[Records]

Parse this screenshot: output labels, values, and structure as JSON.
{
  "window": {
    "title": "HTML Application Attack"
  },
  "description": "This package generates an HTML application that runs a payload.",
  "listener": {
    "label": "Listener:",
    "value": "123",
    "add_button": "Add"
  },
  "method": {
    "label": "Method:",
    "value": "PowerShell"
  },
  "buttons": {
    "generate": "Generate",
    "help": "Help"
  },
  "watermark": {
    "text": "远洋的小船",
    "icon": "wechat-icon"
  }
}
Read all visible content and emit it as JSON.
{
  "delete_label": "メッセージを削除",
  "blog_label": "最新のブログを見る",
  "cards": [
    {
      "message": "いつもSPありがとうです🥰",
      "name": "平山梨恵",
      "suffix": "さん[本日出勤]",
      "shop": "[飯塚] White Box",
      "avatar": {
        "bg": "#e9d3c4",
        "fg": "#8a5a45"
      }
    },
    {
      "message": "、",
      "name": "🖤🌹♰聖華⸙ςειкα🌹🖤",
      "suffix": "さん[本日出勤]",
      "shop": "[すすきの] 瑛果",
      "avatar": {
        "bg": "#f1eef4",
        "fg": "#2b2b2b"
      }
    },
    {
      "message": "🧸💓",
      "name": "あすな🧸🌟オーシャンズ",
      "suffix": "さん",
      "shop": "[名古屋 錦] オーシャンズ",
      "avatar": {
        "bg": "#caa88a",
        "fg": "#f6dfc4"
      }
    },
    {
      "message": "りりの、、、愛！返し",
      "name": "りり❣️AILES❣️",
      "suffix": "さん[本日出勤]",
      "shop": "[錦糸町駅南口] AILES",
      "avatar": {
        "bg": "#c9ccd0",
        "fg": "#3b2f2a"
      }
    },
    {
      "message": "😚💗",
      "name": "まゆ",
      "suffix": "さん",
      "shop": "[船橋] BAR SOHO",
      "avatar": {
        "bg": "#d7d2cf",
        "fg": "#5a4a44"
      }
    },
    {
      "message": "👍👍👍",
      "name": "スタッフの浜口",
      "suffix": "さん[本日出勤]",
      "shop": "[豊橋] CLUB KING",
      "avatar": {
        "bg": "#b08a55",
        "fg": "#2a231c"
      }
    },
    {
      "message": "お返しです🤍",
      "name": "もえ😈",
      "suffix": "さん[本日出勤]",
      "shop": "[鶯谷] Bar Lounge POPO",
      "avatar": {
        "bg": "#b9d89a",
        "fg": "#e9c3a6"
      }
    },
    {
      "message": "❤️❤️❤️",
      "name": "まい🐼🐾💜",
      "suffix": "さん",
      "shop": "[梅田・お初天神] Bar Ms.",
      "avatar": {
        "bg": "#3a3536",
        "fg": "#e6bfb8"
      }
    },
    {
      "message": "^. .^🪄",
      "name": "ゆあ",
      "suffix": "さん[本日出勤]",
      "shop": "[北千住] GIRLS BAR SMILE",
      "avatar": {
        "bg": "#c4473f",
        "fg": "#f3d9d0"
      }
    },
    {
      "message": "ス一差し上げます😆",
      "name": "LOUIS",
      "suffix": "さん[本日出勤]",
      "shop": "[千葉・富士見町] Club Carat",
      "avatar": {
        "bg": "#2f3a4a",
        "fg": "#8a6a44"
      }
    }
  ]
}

Instructions for the task: Reproduce each line of the material containing the word "name".

Exercise answer:
      "name": "平山梨恵",
      "name": "🖤🌹♰聖華⸙ςειкα🌹🖤",
      "name": "あすな🧸🌟オーシャンズ",
      "name": "りり❣️AILES❣️",
      "name": "まゆ",
      "name": "スタッフの浜口",
      "name": "もえ😈",
      "name": "まい🐼🐾💜",
      "name": "ゆあ",
      "name": "LOUIS",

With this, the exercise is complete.